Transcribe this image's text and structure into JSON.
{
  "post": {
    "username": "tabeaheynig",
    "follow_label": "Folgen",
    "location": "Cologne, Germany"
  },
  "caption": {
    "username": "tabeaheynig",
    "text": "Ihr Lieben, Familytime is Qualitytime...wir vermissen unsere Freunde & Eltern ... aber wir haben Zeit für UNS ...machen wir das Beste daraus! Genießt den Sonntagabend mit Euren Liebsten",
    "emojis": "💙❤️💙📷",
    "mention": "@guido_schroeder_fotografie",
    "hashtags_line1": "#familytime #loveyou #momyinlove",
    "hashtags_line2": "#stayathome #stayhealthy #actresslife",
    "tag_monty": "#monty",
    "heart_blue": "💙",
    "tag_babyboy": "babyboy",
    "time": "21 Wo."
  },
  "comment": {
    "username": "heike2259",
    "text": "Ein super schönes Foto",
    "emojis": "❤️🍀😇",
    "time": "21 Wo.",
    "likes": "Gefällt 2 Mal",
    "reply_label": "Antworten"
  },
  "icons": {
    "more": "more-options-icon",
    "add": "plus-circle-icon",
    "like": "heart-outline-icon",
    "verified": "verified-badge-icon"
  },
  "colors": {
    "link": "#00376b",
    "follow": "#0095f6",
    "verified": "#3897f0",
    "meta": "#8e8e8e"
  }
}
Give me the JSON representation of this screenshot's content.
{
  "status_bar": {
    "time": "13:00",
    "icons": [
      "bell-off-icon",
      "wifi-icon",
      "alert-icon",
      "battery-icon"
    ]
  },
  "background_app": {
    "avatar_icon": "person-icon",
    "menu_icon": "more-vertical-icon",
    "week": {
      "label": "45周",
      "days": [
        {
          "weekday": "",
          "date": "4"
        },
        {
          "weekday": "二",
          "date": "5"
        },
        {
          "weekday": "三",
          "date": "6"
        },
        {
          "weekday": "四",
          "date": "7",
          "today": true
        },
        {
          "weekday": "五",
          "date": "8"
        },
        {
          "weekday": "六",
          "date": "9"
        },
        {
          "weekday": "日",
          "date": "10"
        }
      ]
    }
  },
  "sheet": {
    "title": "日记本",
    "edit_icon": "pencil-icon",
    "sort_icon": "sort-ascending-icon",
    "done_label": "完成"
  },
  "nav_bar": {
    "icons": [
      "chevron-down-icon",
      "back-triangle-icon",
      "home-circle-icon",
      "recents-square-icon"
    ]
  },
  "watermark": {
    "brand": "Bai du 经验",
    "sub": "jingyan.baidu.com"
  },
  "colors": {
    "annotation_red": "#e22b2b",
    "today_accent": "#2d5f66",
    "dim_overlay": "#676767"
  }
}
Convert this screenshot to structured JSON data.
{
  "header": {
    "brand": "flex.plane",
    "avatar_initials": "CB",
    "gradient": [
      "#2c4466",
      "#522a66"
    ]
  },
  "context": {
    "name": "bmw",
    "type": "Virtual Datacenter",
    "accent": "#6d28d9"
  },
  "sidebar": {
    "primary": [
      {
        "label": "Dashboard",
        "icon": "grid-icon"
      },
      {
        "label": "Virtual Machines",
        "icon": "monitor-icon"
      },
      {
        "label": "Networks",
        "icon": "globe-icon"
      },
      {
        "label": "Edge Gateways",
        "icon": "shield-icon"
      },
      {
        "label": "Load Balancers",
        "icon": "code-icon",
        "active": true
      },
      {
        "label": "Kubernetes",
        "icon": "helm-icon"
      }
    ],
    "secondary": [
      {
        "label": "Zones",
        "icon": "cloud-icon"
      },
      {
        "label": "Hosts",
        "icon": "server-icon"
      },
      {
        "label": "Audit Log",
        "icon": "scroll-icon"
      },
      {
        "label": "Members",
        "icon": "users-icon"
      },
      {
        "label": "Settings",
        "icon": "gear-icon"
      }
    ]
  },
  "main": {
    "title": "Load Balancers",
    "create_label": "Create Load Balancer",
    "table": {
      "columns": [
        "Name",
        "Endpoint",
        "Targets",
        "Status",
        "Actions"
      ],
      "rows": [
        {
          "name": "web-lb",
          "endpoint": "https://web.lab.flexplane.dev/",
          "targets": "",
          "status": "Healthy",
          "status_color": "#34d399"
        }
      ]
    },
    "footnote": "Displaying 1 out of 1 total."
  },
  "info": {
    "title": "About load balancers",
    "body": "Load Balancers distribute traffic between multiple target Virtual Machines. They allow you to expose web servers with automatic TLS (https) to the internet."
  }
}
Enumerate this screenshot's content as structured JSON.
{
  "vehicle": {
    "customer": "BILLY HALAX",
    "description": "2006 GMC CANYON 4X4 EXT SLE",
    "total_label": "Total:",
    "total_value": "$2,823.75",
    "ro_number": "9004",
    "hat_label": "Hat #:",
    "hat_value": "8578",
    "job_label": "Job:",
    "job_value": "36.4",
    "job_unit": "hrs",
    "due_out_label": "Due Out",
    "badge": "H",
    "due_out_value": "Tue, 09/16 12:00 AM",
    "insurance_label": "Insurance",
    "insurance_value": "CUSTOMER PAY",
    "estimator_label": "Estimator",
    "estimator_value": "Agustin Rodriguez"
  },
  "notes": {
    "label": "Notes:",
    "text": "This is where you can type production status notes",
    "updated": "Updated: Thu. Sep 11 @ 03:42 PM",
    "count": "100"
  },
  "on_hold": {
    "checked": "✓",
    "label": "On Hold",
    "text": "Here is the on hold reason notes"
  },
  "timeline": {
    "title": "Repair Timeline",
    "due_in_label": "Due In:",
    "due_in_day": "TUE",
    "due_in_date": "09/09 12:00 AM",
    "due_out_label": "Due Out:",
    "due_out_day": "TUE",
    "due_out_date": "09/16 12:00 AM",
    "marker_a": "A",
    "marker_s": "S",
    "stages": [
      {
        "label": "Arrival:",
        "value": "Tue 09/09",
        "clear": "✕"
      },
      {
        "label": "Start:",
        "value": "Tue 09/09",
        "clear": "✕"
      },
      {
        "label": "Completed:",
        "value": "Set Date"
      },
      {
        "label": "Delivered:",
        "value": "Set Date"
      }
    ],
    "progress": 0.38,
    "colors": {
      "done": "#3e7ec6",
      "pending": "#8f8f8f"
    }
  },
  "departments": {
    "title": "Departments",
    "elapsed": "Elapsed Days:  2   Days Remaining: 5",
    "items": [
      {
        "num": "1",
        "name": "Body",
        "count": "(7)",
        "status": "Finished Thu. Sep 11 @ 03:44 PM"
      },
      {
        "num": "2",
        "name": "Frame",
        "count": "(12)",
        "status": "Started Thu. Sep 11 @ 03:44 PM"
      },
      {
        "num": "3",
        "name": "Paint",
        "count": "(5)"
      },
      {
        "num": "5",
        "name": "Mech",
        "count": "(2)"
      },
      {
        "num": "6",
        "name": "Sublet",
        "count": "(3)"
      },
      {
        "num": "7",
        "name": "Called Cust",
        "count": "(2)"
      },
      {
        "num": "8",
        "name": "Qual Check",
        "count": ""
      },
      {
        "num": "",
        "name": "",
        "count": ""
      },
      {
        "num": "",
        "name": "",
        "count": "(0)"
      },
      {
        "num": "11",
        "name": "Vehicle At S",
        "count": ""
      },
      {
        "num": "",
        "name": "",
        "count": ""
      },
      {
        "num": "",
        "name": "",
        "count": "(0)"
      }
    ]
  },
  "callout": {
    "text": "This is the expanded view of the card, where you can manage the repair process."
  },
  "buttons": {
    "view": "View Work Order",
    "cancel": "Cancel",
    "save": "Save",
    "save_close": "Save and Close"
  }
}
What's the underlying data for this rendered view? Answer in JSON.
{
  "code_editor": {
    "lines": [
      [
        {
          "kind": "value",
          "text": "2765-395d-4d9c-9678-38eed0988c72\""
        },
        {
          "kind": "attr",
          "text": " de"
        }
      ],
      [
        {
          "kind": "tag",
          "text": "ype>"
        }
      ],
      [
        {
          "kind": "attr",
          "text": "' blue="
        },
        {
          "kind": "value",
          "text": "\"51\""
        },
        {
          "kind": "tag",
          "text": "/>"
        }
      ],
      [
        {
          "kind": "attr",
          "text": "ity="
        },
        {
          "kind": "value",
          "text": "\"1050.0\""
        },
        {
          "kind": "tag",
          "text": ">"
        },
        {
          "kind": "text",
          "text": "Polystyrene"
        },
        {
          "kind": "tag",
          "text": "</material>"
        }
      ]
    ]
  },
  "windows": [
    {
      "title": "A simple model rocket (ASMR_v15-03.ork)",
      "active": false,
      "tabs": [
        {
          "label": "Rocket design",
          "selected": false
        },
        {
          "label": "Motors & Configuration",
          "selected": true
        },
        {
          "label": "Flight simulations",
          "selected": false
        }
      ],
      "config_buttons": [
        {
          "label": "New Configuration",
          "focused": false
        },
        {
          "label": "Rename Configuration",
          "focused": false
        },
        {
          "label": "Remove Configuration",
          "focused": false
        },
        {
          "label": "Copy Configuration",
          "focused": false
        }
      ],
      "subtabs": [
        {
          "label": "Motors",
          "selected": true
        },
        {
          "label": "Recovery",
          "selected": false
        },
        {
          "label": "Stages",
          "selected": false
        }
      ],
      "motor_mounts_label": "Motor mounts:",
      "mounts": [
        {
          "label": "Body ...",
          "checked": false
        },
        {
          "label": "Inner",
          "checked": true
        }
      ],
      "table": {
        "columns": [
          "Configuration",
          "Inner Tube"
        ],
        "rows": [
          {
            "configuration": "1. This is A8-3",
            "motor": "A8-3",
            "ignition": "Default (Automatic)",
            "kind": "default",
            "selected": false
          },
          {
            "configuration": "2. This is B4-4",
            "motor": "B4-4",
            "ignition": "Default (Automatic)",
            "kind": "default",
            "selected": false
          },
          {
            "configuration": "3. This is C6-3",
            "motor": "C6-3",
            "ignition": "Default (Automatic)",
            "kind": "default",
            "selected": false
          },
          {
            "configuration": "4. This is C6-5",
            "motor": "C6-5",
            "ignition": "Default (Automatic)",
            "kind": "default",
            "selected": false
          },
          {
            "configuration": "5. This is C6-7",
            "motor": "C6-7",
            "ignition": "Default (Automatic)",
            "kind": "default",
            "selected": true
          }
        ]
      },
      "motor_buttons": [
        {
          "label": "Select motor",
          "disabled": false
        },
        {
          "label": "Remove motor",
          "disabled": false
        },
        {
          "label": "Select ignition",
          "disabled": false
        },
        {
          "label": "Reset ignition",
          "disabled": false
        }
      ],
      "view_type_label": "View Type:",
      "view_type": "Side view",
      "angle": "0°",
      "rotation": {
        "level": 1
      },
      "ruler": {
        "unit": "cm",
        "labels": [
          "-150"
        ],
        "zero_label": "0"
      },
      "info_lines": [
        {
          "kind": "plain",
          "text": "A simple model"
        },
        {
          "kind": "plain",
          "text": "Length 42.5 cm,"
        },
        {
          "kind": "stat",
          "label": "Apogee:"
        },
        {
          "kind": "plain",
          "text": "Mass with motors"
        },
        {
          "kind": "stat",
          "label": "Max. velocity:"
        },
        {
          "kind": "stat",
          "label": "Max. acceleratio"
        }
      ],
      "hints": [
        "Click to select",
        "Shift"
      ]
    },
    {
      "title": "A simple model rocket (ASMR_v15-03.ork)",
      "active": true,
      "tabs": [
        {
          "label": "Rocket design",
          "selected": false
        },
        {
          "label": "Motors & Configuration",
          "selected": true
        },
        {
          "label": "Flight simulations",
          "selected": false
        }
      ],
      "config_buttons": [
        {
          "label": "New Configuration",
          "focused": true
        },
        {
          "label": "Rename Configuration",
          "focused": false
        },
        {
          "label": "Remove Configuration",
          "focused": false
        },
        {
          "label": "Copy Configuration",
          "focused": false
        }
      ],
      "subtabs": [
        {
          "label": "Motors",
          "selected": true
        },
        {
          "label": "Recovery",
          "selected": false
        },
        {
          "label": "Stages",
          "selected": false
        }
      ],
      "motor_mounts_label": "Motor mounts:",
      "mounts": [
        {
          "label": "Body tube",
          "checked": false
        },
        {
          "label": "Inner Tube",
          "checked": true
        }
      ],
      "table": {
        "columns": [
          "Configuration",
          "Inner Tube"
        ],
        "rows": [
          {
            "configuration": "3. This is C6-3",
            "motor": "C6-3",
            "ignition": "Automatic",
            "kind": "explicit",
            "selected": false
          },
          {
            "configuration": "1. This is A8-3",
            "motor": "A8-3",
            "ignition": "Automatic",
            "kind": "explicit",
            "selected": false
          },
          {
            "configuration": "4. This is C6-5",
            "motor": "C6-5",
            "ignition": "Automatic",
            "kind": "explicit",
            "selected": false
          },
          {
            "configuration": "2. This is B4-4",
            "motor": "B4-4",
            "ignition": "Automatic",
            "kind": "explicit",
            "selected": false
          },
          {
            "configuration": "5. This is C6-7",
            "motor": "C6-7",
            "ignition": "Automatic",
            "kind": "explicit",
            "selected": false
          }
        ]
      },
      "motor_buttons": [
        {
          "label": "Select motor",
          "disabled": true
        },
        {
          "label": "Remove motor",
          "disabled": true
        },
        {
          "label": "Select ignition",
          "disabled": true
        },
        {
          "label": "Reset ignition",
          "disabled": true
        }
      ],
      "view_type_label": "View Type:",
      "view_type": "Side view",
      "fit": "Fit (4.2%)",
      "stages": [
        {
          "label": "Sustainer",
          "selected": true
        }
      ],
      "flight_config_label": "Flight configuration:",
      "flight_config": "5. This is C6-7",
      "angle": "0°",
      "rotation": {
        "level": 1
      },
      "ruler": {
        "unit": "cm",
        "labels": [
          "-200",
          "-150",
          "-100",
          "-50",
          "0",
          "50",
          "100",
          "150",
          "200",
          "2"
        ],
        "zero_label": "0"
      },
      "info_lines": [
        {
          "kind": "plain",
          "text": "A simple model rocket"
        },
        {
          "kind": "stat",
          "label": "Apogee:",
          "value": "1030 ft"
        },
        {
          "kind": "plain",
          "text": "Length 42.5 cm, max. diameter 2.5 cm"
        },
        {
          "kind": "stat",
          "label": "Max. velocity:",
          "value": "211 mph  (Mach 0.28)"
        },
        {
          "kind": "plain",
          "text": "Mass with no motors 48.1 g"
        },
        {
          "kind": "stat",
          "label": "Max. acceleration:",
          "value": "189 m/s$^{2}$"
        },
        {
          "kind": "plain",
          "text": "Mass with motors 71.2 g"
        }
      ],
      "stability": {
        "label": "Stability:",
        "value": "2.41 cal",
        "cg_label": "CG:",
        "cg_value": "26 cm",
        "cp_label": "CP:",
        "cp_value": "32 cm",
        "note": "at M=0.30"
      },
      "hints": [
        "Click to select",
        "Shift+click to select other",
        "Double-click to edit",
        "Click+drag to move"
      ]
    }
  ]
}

+-------+

From the entries above, copy every line that holds the word "https".

Written solution:
          "endpoint": "https://web.lab.flexplane.dev/",
    "body": "Load Balancers distribute traffic between multiple target Virtual Machines. They allow you to expose web servers with automatic TLS (https) to the internet."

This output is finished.